• [REQUIREMENT]: Transcribe the entries that come next exactly, but not the pictures they contain.

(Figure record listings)
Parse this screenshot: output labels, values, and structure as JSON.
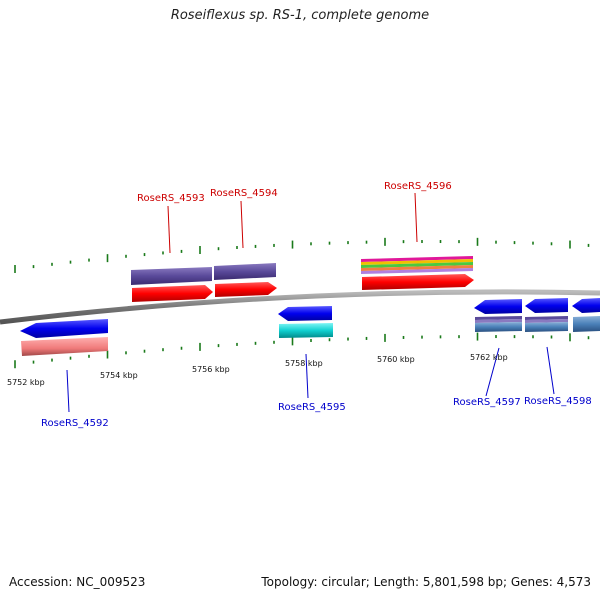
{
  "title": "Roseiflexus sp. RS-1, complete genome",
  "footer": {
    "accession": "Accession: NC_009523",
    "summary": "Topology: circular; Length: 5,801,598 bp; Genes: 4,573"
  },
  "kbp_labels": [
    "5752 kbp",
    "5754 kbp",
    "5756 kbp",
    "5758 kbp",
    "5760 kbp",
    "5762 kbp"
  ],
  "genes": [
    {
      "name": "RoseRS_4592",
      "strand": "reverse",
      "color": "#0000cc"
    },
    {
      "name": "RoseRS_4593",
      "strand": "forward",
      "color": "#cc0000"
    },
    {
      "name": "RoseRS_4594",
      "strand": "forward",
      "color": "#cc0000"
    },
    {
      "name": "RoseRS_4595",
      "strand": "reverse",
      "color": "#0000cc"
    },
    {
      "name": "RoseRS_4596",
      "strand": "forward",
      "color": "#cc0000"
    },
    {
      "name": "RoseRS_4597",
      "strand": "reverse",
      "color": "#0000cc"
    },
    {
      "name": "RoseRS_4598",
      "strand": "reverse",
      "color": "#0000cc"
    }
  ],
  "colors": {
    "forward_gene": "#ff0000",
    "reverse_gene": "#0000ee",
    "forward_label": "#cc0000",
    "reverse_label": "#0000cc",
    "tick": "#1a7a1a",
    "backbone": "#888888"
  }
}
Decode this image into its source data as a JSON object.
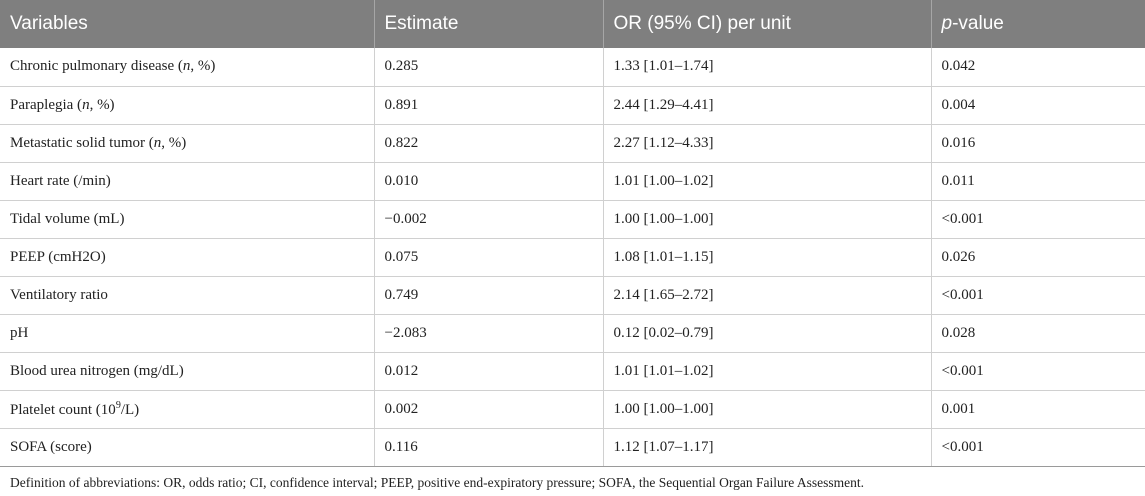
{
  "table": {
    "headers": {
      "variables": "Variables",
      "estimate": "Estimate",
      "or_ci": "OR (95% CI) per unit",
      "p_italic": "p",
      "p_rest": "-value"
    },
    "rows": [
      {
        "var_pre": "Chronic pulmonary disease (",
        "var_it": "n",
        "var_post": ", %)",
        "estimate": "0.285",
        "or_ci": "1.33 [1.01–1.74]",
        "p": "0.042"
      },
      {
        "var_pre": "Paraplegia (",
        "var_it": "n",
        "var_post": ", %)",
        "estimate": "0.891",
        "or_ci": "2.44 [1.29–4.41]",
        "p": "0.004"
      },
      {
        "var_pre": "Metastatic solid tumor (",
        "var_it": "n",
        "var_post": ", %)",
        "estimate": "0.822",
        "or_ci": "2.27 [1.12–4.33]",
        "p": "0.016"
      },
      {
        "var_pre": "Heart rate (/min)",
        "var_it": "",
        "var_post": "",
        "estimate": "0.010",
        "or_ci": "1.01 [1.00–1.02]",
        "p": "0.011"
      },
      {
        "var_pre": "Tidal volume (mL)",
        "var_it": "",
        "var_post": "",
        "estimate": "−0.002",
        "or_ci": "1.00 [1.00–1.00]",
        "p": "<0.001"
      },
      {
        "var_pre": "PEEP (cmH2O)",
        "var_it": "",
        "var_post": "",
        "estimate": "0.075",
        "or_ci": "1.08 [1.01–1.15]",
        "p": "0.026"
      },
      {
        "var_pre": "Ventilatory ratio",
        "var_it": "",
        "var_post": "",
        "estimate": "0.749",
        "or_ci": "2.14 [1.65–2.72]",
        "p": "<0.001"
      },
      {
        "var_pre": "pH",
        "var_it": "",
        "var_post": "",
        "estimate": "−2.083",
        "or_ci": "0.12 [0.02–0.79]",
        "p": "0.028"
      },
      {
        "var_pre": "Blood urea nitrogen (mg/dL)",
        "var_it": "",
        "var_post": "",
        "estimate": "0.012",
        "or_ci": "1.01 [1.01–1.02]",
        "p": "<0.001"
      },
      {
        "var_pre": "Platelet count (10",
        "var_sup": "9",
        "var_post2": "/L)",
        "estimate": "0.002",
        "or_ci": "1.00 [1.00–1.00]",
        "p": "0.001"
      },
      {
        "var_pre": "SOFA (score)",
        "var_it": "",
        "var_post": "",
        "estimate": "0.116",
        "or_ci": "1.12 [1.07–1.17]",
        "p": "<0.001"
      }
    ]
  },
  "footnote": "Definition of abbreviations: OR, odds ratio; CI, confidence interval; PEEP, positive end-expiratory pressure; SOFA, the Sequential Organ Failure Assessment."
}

• [ANSWER TO THIS TASK]:
Parse this screenshot: output labels, values, and structure as JSON.
{
  "title": "Roseiflexus sp. RS-1, complete genome",
  "footer": {
    "accession": "Accession: NC_009523",
    "summary": "Topology: circular; Length: 5,801,598 bp; Genes: 4,573"
  },
  "kbp_labels": [
    "5752 kbp",
    "5754 kbp",
    "5756 kbp",
    "5758 kbp",
    "5760 kbp",
    "5762 kbp"
  ],
  "genes": [
    {
      "name": "RoseRS_4592",
      "strand": "reverse",
      "color": "#0000cc"
    },
    {
      "name": "RoseRS_4593",
      "strand": "forward",
      "color": "#cc0000"
    },
    {
      "name": "RoseRS_4594",
      "strand": "forward",
      "color": "#cc0000"
    },
    {
      "name": "RoseRS_4595",
      "strand": "reverse",
      "color": "#0000cc"
    },
    {
      "name": "RoseRS_4596",
      "strand": "forward",
      "color": "#cc0000"
    },
    {
      "name": "RoseRS_4597",
      "strand": "reverse",
      "color": "#0000cc"
    },
    {
      "name": "RoseRS_4598",
      "strand": "reverse",
      "color": "#0000cc"
    }
  ],
  "colors": {
    "forward_gene": "#ff0000",
    "reverse_gene": "#0000ee",
    "forward_label": "#cc0000",
    "reverse_label": "#0000cc",
    "tick": "#1a7a1a",
    "backbone": "#888888"
  }
}
Decode this image into its source data as a JSON object.
{
  "table": {
    "headers": {
      "variables": "Variables",
      "estimate": "Estimate",
      "or_ci": "OR (95% CI) per unit",
      "p_italic": "p",
      "p_rest": "-value"
    },
    "rows": [
      {
        "var_pre": "Chronic pulmonary disease (",
        "var_it": "n",
        "var_post": ", %)",
        "estimate": "0.285",
        "or_ci": "1.33 [1.01–1.74]",
        "p": "0.042"
      },
      {
        "var_pre": "Paraplegia (",
        "var_it": "n",
        "var_post": ", %)",
        "estimate": "0.891",
        "or_ci": "2.44 [1.29–4.41]",
        "p": "0.004"
      },
      {
        "var_pre": "Metastatic solid tumor (",
        "var_it": "n",
        "var_post": ", %)",
        "estimate": "0.822",
        "or_ci": "2.27 [1.12–4.33]",
        "p": "0.016"
      },
      {
        "var_pre": "Heart rate (/min)",
        "var_it": "",
        "var_post": "",
        "estimate": "0.010",
        "or_ci": "1.01 [1.00–1.02]",
        "p": "0.011"
      },
      {
        "var_pre": "Tidal volume (mL)",
        "var_it": "",
        "var_post": "",
        "estimate": "−0.002",
        "or_ci": "1.00 [1.00–1.00]",
        "p": "<0.001"
      },
      {
        "var_pre": "PEEP (cmH2O)",
        "var_it": "",
        "var_post": "",
        "estimate": "0.075",
        "or_ci": "1.08 [1.01–1.15]",
        "p": "0.026"
      },
      {
        "var_pre": "Ventilatory ratio",
        "var_it": "",
        "var_post": "",
        "estimate": "0.749",
        "or_ci": "2.14 [1.65–2.72]",
        "p": "<0.001"
      },
      {
        "var_pre": "pH",
        "var_it": "",
        "var_post": "",
        "estimate": "−2.083",
        "or_ci": "0.12 [0.02–0.79]",
        "p": "0.028"
      },
      {
        "var_pre": "Blood urea nitrogen (mg/dL)",
        "var_it": "",
        "var_post": "",
        "estimate": "0.012",
        "or_ci": "1.01 [1.01–1.02]",
        "p": "<0.001"
      },
      {
        "var_pre": "Platelet count (10",
        "var_sup": "9",
        "var_post2": "/L)",
        "estimate": "0.002",
        "or_ci": "1.00 [1.00–1.00]",
        "p": "0.001"
      },
      {
        "var_pre": "SOFA (score)",
        "var_it": "",
        "var_post": "",
        "estimate": "0.116",
        "or_ci": "1.12 [1.07–1.17]",
        "p": "<0.001"
      }
    ]
  },
  "footnote": "Definition of abbreviations: OR, odds ratio; CI, confidence interval; PEEP, positive end-expiratory pressure; SOFA, the Sequential Organ Failure Assessment."
}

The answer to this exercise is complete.